> Stored entries
START

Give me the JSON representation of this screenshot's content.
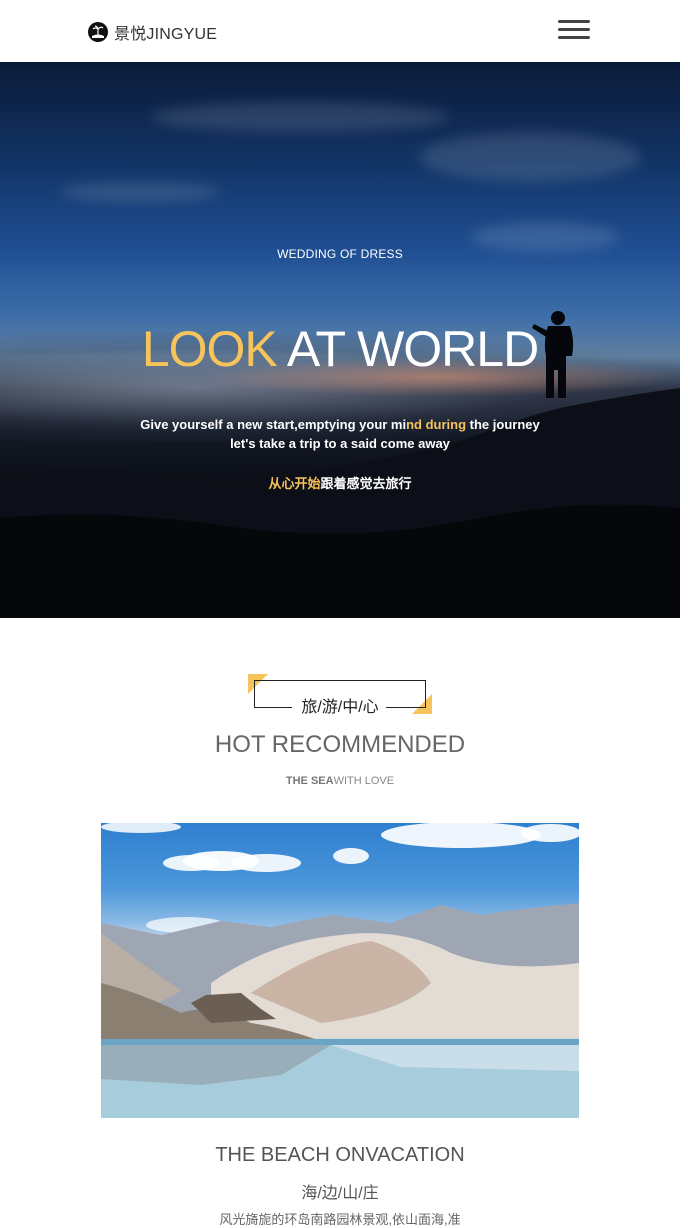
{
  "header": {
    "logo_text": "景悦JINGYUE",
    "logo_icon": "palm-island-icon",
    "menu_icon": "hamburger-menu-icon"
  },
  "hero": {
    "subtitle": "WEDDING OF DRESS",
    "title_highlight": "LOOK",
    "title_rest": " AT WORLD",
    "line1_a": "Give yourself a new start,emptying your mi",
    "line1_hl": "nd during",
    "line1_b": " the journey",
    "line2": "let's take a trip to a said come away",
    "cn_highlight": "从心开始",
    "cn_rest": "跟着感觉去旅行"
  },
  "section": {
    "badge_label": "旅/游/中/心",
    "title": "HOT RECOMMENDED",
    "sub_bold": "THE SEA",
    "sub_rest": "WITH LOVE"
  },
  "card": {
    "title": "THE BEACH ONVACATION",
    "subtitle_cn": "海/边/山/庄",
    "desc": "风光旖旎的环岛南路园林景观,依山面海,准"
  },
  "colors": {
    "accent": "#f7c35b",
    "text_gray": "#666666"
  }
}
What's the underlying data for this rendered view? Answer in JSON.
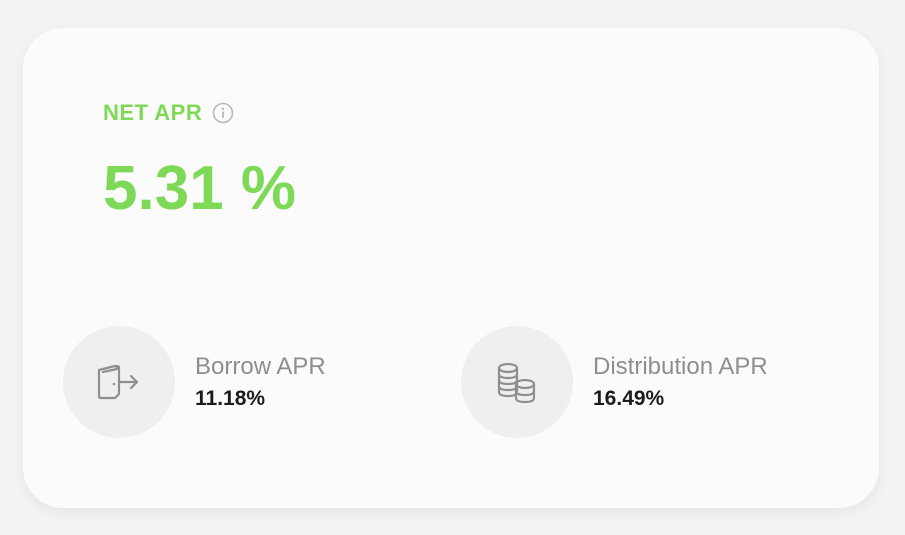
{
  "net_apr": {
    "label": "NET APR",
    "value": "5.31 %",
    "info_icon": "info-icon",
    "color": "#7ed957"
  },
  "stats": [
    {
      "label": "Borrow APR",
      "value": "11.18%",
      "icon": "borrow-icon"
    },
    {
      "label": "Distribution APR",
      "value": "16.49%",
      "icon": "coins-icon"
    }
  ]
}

END

> Requirement
In the records above, find each line that holds the word "this"; copy all such lines.

> Answer to the problem
Give me the JSON representation of this screenshot's content.
What's the underlying data for this rendered view? Answer in JSON.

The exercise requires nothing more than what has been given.